◆ WHAT TO WORK ON ◆
Check every line of the data below for the string "Botón", and copy the ones that hold it.
>> START GIVEN ENTRIES
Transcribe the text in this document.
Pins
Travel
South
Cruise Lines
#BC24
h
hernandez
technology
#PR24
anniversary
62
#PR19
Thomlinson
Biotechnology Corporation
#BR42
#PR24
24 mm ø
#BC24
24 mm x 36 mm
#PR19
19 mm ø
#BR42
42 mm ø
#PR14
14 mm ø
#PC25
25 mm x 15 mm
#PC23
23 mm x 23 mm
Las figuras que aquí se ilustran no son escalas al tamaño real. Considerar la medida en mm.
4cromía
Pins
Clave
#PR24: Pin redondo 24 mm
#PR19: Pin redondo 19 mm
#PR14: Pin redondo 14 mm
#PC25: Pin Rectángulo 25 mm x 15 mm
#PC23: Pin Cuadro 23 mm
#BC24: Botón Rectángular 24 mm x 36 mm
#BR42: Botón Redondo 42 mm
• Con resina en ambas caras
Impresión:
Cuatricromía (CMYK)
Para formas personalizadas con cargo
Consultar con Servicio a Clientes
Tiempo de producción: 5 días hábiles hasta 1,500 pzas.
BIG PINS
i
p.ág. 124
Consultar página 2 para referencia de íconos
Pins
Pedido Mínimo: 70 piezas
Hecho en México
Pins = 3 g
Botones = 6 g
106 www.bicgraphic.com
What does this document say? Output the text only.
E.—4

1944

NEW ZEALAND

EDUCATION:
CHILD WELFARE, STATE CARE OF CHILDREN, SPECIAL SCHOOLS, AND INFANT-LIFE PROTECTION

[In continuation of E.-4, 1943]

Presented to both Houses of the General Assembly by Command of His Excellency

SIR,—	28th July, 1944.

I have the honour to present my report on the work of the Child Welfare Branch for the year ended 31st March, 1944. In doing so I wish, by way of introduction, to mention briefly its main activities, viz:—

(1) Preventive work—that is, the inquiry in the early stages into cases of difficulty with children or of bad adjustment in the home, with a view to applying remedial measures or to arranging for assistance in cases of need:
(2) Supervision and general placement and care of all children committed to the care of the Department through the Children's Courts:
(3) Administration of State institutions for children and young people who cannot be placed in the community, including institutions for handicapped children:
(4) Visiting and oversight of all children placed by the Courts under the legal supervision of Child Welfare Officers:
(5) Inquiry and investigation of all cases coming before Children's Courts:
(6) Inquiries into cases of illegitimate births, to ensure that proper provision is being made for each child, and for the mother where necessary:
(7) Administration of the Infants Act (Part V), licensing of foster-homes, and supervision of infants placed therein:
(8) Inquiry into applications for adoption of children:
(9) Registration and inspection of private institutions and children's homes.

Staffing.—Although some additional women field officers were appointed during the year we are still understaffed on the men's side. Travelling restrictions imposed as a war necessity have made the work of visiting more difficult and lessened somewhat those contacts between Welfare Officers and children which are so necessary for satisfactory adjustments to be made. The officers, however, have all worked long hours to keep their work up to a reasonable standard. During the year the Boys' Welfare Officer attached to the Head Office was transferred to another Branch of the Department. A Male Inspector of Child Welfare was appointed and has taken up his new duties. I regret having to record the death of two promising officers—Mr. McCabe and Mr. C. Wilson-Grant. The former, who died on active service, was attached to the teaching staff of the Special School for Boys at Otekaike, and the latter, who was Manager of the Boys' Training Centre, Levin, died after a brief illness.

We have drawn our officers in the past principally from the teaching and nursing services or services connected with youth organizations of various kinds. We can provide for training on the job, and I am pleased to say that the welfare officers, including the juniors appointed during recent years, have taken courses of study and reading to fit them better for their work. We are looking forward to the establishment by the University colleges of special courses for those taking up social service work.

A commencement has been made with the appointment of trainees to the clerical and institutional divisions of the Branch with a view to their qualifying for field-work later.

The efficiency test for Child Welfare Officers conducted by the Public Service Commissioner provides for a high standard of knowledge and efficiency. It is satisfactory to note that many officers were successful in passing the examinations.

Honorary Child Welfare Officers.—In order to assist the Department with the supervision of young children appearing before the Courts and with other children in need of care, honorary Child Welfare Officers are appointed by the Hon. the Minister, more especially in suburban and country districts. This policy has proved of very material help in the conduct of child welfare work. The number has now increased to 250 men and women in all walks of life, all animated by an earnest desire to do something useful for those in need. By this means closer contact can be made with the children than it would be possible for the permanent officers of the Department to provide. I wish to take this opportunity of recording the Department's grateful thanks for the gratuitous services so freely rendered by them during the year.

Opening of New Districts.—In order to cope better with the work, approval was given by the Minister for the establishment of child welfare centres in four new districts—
>> END GIVEN ENTRIES
◆ SOLVED EXERCISE ◆
#BC24: Botón Rectángular 24 mm x 36 mm
#BR42: Botón Redondo 42 mm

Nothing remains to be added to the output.